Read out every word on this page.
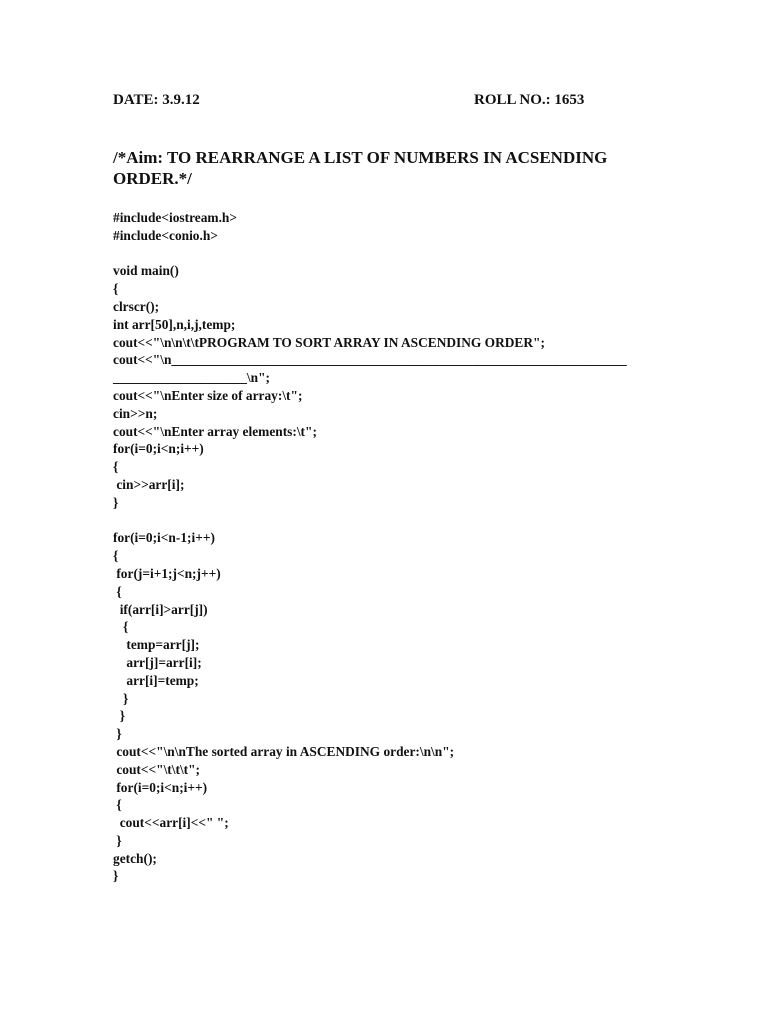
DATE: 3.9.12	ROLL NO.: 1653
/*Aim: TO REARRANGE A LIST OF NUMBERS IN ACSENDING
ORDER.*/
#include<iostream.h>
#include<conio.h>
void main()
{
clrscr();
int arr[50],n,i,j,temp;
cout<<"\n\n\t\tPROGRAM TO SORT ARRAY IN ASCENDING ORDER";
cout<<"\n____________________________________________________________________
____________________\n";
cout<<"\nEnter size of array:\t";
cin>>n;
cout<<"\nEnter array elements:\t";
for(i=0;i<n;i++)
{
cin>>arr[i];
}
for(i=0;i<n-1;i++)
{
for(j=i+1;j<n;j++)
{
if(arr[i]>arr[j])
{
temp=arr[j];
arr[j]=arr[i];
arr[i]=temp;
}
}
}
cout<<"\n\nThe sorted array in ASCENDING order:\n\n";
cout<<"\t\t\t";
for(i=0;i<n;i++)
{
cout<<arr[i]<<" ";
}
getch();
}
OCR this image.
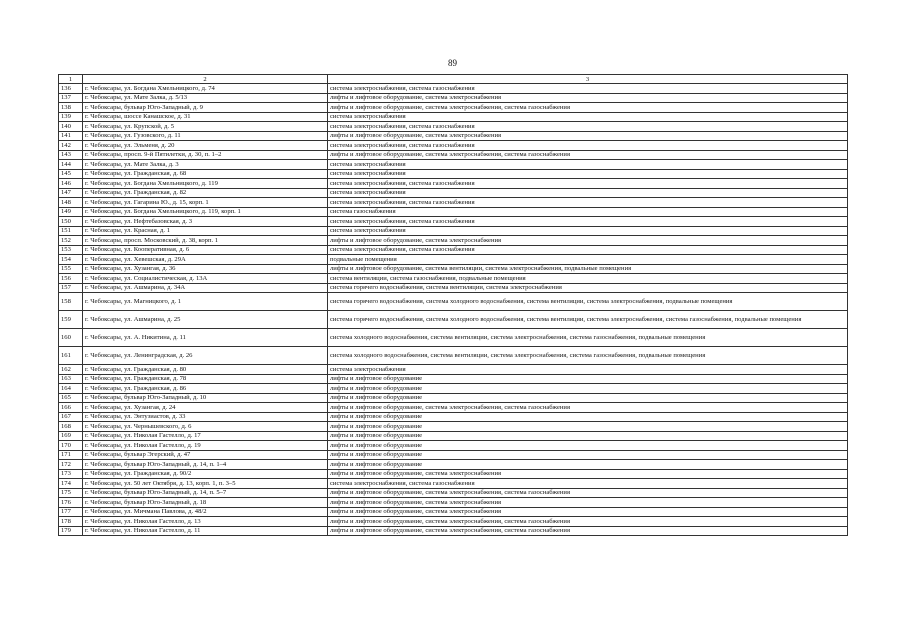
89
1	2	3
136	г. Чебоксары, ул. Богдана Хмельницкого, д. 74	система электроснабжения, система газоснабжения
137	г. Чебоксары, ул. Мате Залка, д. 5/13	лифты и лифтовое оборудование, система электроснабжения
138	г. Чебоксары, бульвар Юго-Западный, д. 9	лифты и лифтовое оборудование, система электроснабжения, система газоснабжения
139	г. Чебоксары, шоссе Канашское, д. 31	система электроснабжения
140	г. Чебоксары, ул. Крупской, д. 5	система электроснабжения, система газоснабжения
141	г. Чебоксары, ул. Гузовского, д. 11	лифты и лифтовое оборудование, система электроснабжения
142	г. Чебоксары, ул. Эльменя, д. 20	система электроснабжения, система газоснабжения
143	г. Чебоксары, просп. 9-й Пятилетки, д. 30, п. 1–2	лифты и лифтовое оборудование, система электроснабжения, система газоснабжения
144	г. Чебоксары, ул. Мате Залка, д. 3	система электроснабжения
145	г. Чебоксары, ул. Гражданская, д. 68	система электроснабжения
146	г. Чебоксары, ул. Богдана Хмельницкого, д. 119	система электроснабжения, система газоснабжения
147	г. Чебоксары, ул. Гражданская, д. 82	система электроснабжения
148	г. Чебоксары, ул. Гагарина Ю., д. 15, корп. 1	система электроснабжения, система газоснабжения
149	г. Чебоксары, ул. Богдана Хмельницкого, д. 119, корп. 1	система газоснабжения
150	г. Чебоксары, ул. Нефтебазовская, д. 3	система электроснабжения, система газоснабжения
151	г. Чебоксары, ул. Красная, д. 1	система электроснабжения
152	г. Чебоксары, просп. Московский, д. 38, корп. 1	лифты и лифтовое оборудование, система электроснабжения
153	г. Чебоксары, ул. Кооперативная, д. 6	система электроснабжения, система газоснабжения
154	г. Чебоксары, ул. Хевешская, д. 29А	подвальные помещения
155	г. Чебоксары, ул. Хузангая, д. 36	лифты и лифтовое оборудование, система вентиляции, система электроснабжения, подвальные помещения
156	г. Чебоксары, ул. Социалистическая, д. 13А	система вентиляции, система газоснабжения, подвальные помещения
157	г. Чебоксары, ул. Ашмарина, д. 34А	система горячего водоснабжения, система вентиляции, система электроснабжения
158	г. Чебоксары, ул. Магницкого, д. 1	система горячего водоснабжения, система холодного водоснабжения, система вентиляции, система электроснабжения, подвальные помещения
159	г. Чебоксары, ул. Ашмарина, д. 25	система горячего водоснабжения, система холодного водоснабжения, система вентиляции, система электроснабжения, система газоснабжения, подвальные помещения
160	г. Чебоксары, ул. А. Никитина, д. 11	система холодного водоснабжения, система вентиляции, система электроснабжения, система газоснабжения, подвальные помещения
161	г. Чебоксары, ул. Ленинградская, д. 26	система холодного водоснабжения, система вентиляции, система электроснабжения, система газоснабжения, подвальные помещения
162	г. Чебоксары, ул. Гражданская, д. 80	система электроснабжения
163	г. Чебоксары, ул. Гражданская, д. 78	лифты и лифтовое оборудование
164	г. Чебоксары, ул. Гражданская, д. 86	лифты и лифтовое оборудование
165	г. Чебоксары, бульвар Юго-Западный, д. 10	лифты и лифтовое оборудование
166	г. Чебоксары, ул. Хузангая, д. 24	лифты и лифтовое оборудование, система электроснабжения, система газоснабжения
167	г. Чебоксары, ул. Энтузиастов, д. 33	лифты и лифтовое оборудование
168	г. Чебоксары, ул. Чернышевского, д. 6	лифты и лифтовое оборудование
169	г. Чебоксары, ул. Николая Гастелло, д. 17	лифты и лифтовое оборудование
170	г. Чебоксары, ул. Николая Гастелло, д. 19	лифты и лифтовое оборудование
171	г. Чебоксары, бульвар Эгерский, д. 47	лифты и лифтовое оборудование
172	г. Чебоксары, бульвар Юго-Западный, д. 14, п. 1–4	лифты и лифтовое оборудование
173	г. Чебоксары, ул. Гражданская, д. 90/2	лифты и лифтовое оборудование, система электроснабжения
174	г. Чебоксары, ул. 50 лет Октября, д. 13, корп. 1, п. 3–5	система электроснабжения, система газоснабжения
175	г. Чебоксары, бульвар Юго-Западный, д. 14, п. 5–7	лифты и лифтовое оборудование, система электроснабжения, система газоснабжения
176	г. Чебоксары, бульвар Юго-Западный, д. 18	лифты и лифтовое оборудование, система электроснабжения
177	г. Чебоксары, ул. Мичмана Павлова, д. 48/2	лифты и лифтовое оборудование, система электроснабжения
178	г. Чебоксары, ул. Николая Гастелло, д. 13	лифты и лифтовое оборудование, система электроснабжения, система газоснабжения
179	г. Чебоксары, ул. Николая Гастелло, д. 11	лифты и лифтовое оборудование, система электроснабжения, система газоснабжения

******************************

> [EXERCISE DIRECTIONS]: Write the full listing out again with every line unchanged, but include no pictures.

> [COMPLETED EXERCISE]:
Read out every word on this page.
DATE: 3.9.12	ROLL NO.: 1653
/*Aim: TO REARRANGE A LIST OF NUMBERS IN ACSENDING
ORDER.*/
#include<iostream.h>
#include<conio.h>
void main()
{
clrscr();
int arr[50],n,i,j,temp;
cout<<"\n\n\t\tPROGRAM TO SORT ARRAY IN ASCENDING ORDER";
cout<<"\n____________________________________________________________________
____________________\n";
cout<<"\nEnter size of array:\t";
cin>>n;
cout<<"\nEnter array elements:\t";
for(i=0;i<n;i++)
{
cin>>arr[i];
}
for(i=0;i<n-1;i++)
{
for(j=i+1;j<n;j++)
{
if(arr[i]>arr[j])
{
temp=arr[j];
arr[j]=arr[i];
arr[i]=temp;
}
}
}
cout<<"\n\nThe sorted array in ASCENDING order:\n\n";
cout<<"\t\t\t";
for(i=0;i<n;i++)
{
cout<<arr[i]<<" ";
}
getch();
}
OCR this image.
89
1	2	3
136	г. Чебоксары, ул. Богдана Хмельницкого, д. 74	система электроснабжения, система газоснабжения
137	г. Чебоксары, ул. Мате Залка, д. 5/13	лифты и лифтовое оборудование, система электроснабжения
138	г. Чебоксары, бульвар Юго-Западный, д. 9	лифты и лифтовое оборудование, система электроснабжения, система газоснабжения
139	г. Чебоксары, шоссе Канашское, д. 31	система электроснабжения
140	г. Чебоксары, ул. Крупской, д. 5	система электроснабжения, система газоснабжения
141	г. Чебоксары, ул. Гузовского, д. 11	лифты и лифтовое оборудование, система электроснабжения
142	г. Чебоксары, ул. Эльменя, д. 20	система электроснабжения, система газоснабжения
143	г. Чебоксары, просп. 9-й Пятилетки, д. 30, п. 1–2	лифты и лифтовое оборудование, система электроснабжения, система газоснабжения
144	г. Чебоксары, ул. Мате Залка, д. 3	система электроснабжения
145	г. Чебоксары, ул. Гражданская, д. 68	система электроснабжения
146	г. Чебоксары, ул. Богдана Хмельницкого, д. 119	система электроснабжения, система газоснабжения
147	г. Чебоксары, ул. Гражданская, д. 82	система электроснабжения
148	г. Чебоксары, ул. Гагарина Ю., д. 15, корп. 1	система электроснабжения, система газоснабжения
149	г. Чебоксары, ул. Богдана Хмельницкого, д. 119, корп. 1	система газоснабжения
150	г. Чебоксары, ул. Нефтебазовская, д. 3	система электроснабжения, система газоснабжения
151	г. Чебоксары, ул. Красная, д. 1	система электроснабжения
152	г. Чебоксары, просп. Московский, д. 38, корп. 1	лифты и лифтовое оборудование, система электроснабжения
153	г. Чебоксары, ул. Кооперативная, д. 6	система электроснабжения, система газоснабжения
154	г. Чебоксары, ул. Хевешская, д. 29А	подвальные помещения
155	г. Чебоксары, ул. Хузангая, д. 36	лифты и лифтовое оборудование, система вентиляции, система электроснабжения, подвальные помещения
156	г. Чебоксары, ул. Социалистическая, д. 13А	система вентиляции, система газоснабжения, подвальные помещения
157	г. Чебоксары, ул. Ашмарина, д. 34А	система горячего водоснабжения, система вентиляции, система электроснабжения
158	г. Чебоксары, ул. Магницкого, д. 1	система горячего водоснабжения, система холодного водоснабжения, система вентиляции, система электроснабжения, подвальные помещения
159	г. Чебоксары, ул. Ашмарина, д. 25	система горячего водоснабжения, система холодного водоснабжения, система вентиляции, система электроснабжения, система газоснабжения, подвальные помещения
160	г. Чебоксары, ул. А. Никитина, д. 11	система холодного водоснабжения, система вентиляции, система электроснабжения, система газоснабжения, подвальные помещения
161	г. Чебоксары, ул. Ленинградская, д. 26	система холодного водоснабжения, система вентиляции, система электроснабжения, система газоснабжения, подвальные помещения
162	г. Чебоксары, ул. Гражданская, д. 80	система электроснабжения
163	г. Чебоксары, ул. Гражданская, д. 78	лифты и лифтовое оборудование
164	г. Чебоксары, ул. Гражданская, д. 86	лифты и лифтовое оборудование
165	г. Чебоксары, бульвар Юго-Западный, д. 10	лифты и лифтовое оборудование
166	г. Чебоксары, ул. Хузангая, д. 24	лифты и лифтовое оборудование, система электроснабжения, система газоснабжения
167	г. Чебоксары, ул. Энтузиастов, д. 33	лифты и лифтовое оборудование
168	г. Чебоксары, ул. Чернышевского, д. 6	лифты и лифтовое оборудование
169	г. Чебоксары, ул. Николая Гастелло, д. 17	лифты и лифтовое оборудование
170	г. Чебоксары, ул. Николая Гастелло, д. 19	лифты и лифтовое оборудование
171	г. Чебоксары, бульвар Эгерский, д. 47	лифты и лифтовое оборудование
172	г. Чебоксары, бульвар Юго-Западный, д. 14, п. 1–4	лифты и лифтовое оборудование
173	г. Чебоксары, ул. Гражданская, д. 90/2	лифты и лифтовое оборудование, система электроснабжения
174	г. Чебоксары, ул. 50 лет Октября, д. 13, корп. 1, п. 3–5	система электроснабжения, система газоснабжения
175	г. Чебоксары, бульвар Юго-Западный, д. 14, п. 5–7	лифты и лифтовое оборудование, система электроснабжения, система газоснабжения
176	г. Чебоксары, бульвар Юго-Западный, д. 18	лифты и лифтовое оборудование, система электроснабжения
177	г. Чебоксары, ул. Мичмана Павлова, д. 48/2	лифты и лифтовое оборудование, система электроснабжения
178	г. Чебоксары, ул. Николая Гастелло, д. 13	лифты и лифтовое оборудование, система электроснабжения, система газоснабжения
179	г. Чебоксары, ул. Николая Гастелло, д. 11	лифты и лифтовое оборудование, система электроснабжения, система газоснабжения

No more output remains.